Problem to work on » Transcribe each of the records below exactly, excluding all pictures.
----- Raw data -----
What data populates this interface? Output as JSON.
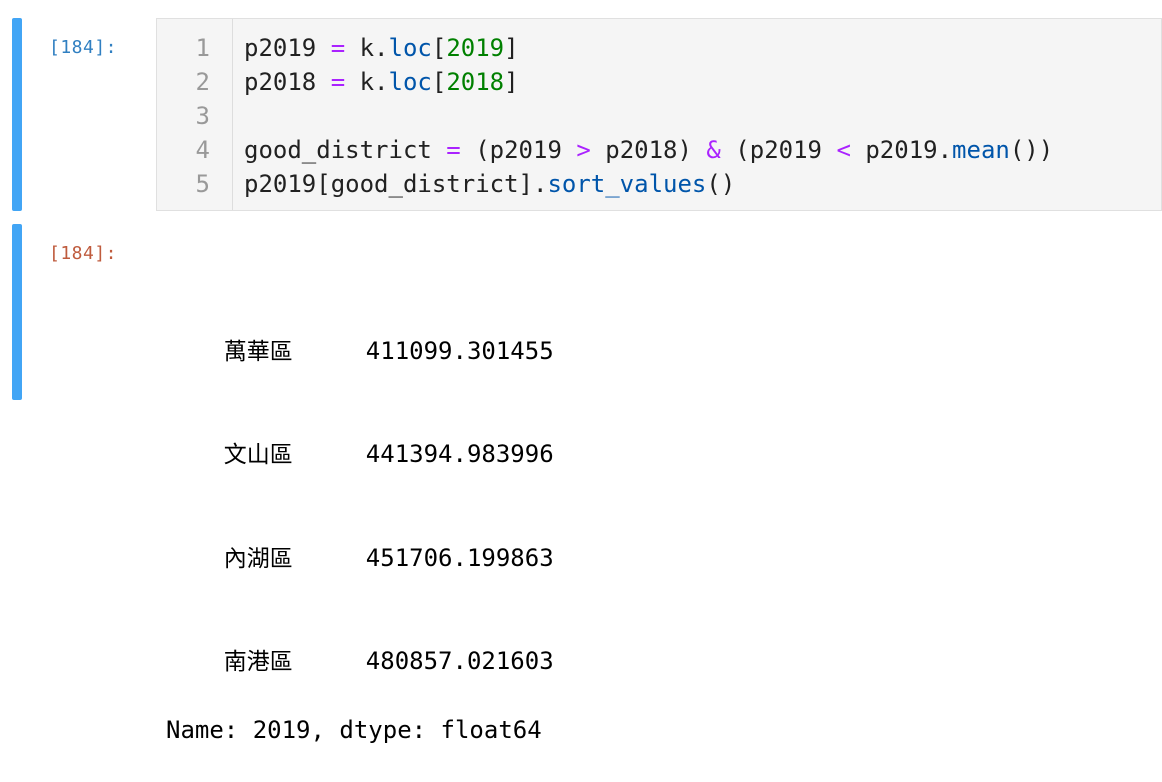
{
  "input_cell": {
    "prompt": "[184]:",
    "line_numbers": [
      "1",
      "2",
      "3",
      "4",
      "5"
    ],
    "code_lines": [
      [
        {
          "t": "p2019 "
        },
        {
          "t": "=",
          "c": "op"
        },
        {
          "t": " k."
        },
        {
          "t": "loc",
          "c": "fn"
        },
        {
          "t": "["
        },
        {
          "t": "2019",
          "c": "num"
        },
        {
          "t": "]"
        }
      ],
      [
        {
          "t": "p2018 "
        },
        {
          "t": "=",
          "c": "op"
        },
        {
          "t": " k."
        },
        {
          "t": "loc",
          "c": "fn"
        },
        {
          "t": "["
        },
        {
          "t": "2018",
          "c": "num"
        },
        {
          "t": "]"
        }
      ],
      [],
      [
        {
          "t": "good_district "
        },
        {
          "t": "=",
          "c": "op"
        },
        {
          "t": " (p2019 "
        },
        {
          "t": ">",
          "c": "op"
        },
        {
          "t": " p2018) "
        },
        {
          "t": "&",
          "c": "op"
        },
        {
          "t": " (p2019 "
        },
        {
          "t": "<",
          "c": "op"
        },
        {
          "t": " p2019."
        },
        {
          "t": "mean",
          "c": "fn"
        },
        {
          "t": "())"
        }
      ],
      [
        {
          "t": "p2019[good_district]."
        },
        {
          "t": "sort_values",
          "c": "fn"
        },
        {
          "t": "()"
        }
      ]
    ],
    "colors": {
      "operator": "#aa22ff",
      "number": "#008000",
      "function": "#0055aa"
    }
  },
  "output_cell": {
    "prompt": "[184]:",
    "rows": [
      {
        "district": "萬華區",
        "value": "411099.301455"
      },
      {
        "district": "文山區",
        "value": "441394.983996"
      },
      {
        "district": "內湖區",
        "value": "451706.199863"
      },
      {
        "district": "南港區",
        "value": "480857.021603"
      }
    ],
    "footer": "Name: 2019, dtype: float64"
  }
}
-----
Solution to the exercise »
What data populates this interface? Output as JSON.
{
  "input_cell": {
    "prompt": "[184]:",
    "line_numbers": [
      "1",
      "2",
      "3",
      "4",
      "5"
    ],
    "code_lines": [
      [
        {
          "t": "p2019 "
        },
        {
          "t": "=",
          "c": "op"
        },
        {
          "t": " k."
        },
        {
          "t": "loc",
          "c": "fn"
        },
        {
          "t": "["
        },
        {
          "t": "2019",
          "c": "num"
        },
        {
          "t": "]"
        }
      ],
      [
        {
          "t": "p2018 "
        },
        {
          "t": "=",
          "c": "op"
        },
        {
          "t": " k."
        },
        {
          "t": "loc",
          "c": "fn"
        },
        {
          "t": "["
        },
        {
          "t": "2018",
          "c": "num"
        },
        {
          "t": "]"
        }
      ],
      [],
      [
        {
          "t": "good_district "
        },
        {
          "t": "=",
          "c": "op"
        },
        {
          "t": " (p2019 "
        },
        {
          "t": ">",
          "c": "op"
        },
        {
          "t": " p2018) "
        },
        {
          "t": "&",
          "c": "op"
        },
        {
          "t": " (p2019 "
        },
        {
          "t": "<",
          "c": "op"
        },
        {
          "t": " p2019."
        },
        {
          "t": "mean",
          "c": "fn"
        },
        {
          "t": "())"
        }
      ],
      [
        {
          "t": "p2019[good_district]."
        },
        {
          "t": "sort_values",
          "c": "fn"
        },
        {
          "t": "()"
        }
      ]
    ],
    "colors": {
      "operator": "#aa22ff",
      "number": "#008000",
      "function": "#0055aa"
    }
  },
  "output_cell": {
    "prompt": "[184]:",
    "rows": [
      {
        "district": "萬華區",
        "value": "411099.301455"
      },
      {
        "district": "文山區",
        "value": "441394.983996"
      },
      {
        "district": "內湖區",
        "value": "451706.199863"
      },
      {
        "district": "南港區",
        "value": "480857.021603"
      }
    ],
    "footer": "Name: 2019, dtype: float64"
  }
}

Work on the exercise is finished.